Repeat, without any change, the entries presented below.

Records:
★ ★ ★ ★ ★ ★ ★
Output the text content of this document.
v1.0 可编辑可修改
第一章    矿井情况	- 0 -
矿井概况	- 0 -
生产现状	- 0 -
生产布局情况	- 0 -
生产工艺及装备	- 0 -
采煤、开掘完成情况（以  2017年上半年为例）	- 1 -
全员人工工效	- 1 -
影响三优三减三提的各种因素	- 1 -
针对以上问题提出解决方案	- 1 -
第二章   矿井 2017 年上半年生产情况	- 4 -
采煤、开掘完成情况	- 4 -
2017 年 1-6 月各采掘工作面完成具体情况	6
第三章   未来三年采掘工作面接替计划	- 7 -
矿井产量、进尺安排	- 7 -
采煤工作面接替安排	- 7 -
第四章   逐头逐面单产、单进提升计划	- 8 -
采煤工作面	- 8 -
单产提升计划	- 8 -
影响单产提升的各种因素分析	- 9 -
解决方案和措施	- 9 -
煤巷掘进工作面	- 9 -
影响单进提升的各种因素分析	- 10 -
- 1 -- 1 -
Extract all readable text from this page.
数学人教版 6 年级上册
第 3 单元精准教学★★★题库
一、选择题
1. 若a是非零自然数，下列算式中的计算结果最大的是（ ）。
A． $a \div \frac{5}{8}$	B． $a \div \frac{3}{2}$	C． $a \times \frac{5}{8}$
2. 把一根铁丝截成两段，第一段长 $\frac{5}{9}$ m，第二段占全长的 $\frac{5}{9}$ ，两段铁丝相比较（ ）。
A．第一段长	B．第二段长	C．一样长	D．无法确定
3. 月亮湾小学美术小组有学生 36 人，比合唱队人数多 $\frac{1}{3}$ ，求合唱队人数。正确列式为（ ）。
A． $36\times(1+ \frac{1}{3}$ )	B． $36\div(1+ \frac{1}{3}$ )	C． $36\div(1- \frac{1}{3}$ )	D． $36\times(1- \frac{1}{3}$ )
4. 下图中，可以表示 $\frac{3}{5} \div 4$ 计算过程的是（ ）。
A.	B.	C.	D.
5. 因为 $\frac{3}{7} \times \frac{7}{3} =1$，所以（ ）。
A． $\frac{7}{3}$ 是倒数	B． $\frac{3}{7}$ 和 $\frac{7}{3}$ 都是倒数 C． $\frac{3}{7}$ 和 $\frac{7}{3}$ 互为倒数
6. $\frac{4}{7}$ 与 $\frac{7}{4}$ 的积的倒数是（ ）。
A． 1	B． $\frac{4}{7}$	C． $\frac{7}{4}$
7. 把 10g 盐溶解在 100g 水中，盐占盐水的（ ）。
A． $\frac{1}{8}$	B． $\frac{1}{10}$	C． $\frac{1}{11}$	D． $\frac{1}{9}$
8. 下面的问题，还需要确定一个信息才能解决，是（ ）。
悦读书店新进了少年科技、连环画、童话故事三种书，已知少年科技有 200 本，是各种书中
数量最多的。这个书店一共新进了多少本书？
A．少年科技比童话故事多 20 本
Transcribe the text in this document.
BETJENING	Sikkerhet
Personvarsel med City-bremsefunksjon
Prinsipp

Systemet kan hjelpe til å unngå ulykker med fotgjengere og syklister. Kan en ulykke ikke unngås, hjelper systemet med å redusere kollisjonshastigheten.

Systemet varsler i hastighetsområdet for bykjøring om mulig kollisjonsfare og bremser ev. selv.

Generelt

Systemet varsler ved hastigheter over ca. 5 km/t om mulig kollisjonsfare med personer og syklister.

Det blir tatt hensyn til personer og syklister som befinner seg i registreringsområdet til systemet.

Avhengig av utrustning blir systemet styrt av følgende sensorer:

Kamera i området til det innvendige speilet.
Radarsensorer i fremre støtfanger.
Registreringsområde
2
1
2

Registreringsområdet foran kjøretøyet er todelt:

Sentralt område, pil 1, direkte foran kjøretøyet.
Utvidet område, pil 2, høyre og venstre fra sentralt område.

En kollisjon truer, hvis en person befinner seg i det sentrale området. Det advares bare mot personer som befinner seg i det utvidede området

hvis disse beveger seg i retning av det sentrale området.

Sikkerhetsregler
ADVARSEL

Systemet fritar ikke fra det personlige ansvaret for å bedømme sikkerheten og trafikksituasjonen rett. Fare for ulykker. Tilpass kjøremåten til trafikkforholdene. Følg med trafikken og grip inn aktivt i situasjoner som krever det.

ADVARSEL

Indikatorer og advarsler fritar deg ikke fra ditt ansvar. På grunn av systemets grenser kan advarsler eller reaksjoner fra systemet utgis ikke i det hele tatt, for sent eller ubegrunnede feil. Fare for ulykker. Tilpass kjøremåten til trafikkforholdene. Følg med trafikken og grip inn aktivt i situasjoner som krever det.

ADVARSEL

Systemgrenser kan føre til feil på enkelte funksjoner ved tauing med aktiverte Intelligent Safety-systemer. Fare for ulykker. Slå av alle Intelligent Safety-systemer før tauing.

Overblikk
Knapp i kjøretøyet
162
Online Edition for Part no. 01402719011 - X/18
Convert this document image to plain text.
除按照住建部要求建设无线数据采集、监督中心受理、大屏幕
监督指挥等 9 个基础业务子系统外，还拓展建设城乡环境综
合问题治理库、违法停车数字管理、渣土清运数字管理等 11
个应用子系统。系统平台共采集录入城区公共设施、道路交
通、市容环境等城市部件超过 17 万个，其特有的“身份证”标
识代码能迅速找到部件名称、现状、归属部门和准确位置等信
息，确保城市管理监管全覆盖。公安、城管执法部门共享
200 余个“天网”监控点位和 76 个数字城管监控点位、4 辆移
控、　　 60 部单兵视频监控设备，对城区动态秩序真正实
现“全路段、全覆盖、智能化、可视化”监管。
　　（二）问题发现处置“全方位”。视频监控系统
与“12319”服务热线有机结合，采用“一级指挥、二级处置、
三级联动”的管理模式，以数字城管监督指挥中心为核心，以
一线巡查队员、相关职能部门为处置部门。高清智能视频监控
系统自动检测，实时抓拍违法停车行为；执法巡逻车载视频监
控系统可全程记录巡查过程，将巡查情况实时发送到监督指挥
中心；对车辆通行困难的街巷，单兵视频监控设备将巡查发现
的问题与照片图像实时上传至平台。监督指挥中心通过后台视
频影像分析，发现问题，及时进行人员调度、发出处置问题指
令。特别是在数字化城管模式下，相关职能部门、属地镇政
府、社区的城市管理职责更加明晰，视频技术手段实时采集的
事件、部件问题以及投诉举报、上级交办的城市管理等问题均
★ ★ ★ ★ ★ ★ ★
Response to the task:
Output the text content of this document.
v1.0 可编辑可修改
第一章    矿井情况	- 0 -
矿井概况	- 0 -
生产现状	- 0 -
生产布局情况	- 0 -
生产工艺及装备	- 0 -
采煤、开掘完成情况（以  2017年上半年为例）	- 1 -
全员人工工效	- 1 -
影响三优三减三提的各种因素	- 1 -
针对以上问题提出解决方案	- 1 -
第二章   矿井 2017 年上半年生产情况	- 4 -
采煤、开掘完成情况	- 4 -
2017 年 1-6 月各采掘工作面完成具体情况	6
第三章   未来三年采掘工作面接替计划	- 7 -
矿井产量、进尺安排	- 7 -
采煤工作面接替安排	- 7 -
第四章   逐头逐面单产、单进提升计划	- 8 -
采煤工作面	- 8 -
单产提升计划	- 8 -
影响单产提升的各种因素分析	- 9 -
解决方案和措施	- 9 -
煤巷掘进工作面	- 9 -
影响单进提升的各种因素分析	- 10 -
- 1 -- 1 -
Extract all readable text from this page.
数学人教版 6 年级上册
第 3 单元精准教学★★★题库
一、选择题
1. 若a是非零自然数，下列算式中的计算结果最大的是（ ）。
A． $a \div \frac{5}{8}$	B． $a \div \frac{3}{2}$	C． $a \times \frac{5}{8}$
2. 把一根铁丝截成两段，第一段长 $\frac{5}{9}$ m，第二段占全长的 $\frac{5}{9}$ ，两段铁丝相比较（ ）。
A．第一段长	B．第二段长	C．一样长	D．无法确定
3. 月亮湾小学美术小组有学生 36 人，比合唱队人数多 $\frac{1}{3}$ ，求合唱队人数。正确列式为（ ）。
A． $36\times(1+ \frac{1}{3}$ )	B． $36\div(1+ \frac{1}{3}$ )	C． $36\div(1- \frac{1}{3}$ )	D． $36\times(1- \frac{1}{3}$ )
4. 下图中，可以表示 $\frac{3}{5} \div 4$ 计算过程的是（ ）。
A.	B.	C.	D.
5. 因为 $\frac{3}{7} \times \frac{7}{3} =1$，所以（ ）。
A． $\frac{7}{3}$ 是倒数	B． $\frac{3}{7}$ 和 $\frac{7}{3}$ 都是倒数 C． $\frac{3}{7}$ 和 $\frac{7}{3}$ 互为倒数
6. $\frac{4}{7}$ 与 $\frac{7}{4}$ 的积的倒数是（ ）。
A． 1	B． $\frac{4}{7}$	C． $\frac{7}{4}$
7. 把 10g 盐溶解在 100g 水中，盐占盐水的（ ）。
A． $\frac{1}{8}$	B． $\frac{1}{10}$	C． $\frac{1}{11}$	D． $\frac{1}{9}$
8. 下面的问题，还需要确定一个信息才能解决，是（ ）。
悦读书店新进了少年科技、连环画、童话故事三种书，已知少年科技有 200 本，是各种书中
数量最多的。这个书店一共新进了多少本书？
A．少年科技比童话故事多 20 本
Transcribe the text in this document.
BETJENING	Sikkerhet
Personvarsel med City-bremsefunksjon
Prinsipp

Systemet kan hjelpe til å unngå ulykker med fotgjengere og syklister. Kan en ulykke ikke unngås, hjelper systemet med å redusere kollisjonshastigheten.

Systemet varsler i hastighetsområdet for bykjøring om mulig kollisjonsfare og bremser ev. selv.

Generelt

Systemet varsler ved hastigheter over ca. 5 km/t om mulig kollisjonsfare med personer og syklister.

Det blir tatt hensyn til personer og syklister som befinner seg i registreringsområdet til systemet.

Avhengig av utrustning blir systemet styrt av følgende sensorer:

Kamera i området til det innvendige speilet.
Radarsensorer i fremre støtfanger.
Registreringsområde
2
1
2

Registreringsområdet foran kjøretøyet er todelt:

Sentralt område, pil 1, direkte foran kjøretøyet.
Utvidet område, pil 2, høyre og venstre fra sentralt område.

En kollisjon truer, hvis en person befinner seg i det sentrale området. Det advares bare mot personer som befinner seg i det utvidede området

hvis disse beveger seg i retning av det sentrale området.

Sikkerhetsregler
ADVARSEL

Systemet fritar ikke fra det personlige ansvaret for å bedømme sikkerheten og trafikksituasjonen rett. Fare for ulykker. Tilpass kjøremåten til trafikkforholdene. Følg med trafikken og grip inn aktivt i situasjoner som krever det.

ADVARSEL

Indikatorer og advarsler fritar deg ikke fra ditt ansvar. På grunn av systemets grenser kan advarsler eller reaksjoner fra systemet utgis ikke i det hele tatt, for sent eller ubegrunnede feil. Fare for ulykker. Tilpass kjøremåten til trafikkforholdene. Følg med trafikken og grip inn aktivt i situasjoner som krever det.

ADVARSEL

Systemgrenser kan føre til feil på enkelte funksjoner ved tauing med aktiverte Intelligent Safety-systemer. Fare for ulykker. Slå av alle Intelligent Safety-systemer før tauing.

Overblikk
Knapp i kjøretøyet
162
Online Edition for Part no. 01402719011 - X/18
Convert this document image to plain text.
除按照住建部要求建设无线数据采集、监督中心受理、大屏幕
监督指挥等 9 个基础业务子系统外，还拓展建设城乡环境综
合问题治理库、违法停车数字管理、渣土清运数字管理等 11
个应用子系统。系统平台共采集录入城区公共设施、道路交
通、市容环境等城市部件超过 17 万个，其特有的“身份证”标
识代码能迅速找到部件名称、现状、归属部门和准确位置等信
息，确保城市管理监管全覆盖。公安、城管执法部门共享
200 余个“天网”监控点位和 76 个数字城管监控点位、4 辆移
控、　　 60 部单兵视频监控设备，对城区动态秩序真正实
现“全路段、全覆盖、智能化、可视化”监管。
　　（二）问题发现处置“全方位”。视频监控系统
与“12319”服务热线有机结合，采用“一级指挥、二级处置、
三级联动”的管理模式，以数字城管监督指挥中心为核心，以
一线巡查队员、相关职能部门为处置部门。高清智能视频监控
系统自动检测，实时抓拍违法停车行为；执法巡逻车载视频监
控系统可全程记录巡查过程，将巡查情况实时发送到监督指挥
中心；对车辆通行困难的街巷，单兵视频监控设备将巡查发现
的问题与照片图像实时上传至平台。监督指挥中心通过后台视
频影像分析，发现问题，及时进行人员调度、发出处置问题指
令。特别是在数字化城管模式下，相关职能部门、属地镇政
府、社区的城市管理职责更加明晰，视频技术手段实时采集的
事件、部件问题以及投诉举报、上级交办的城市管理等问题均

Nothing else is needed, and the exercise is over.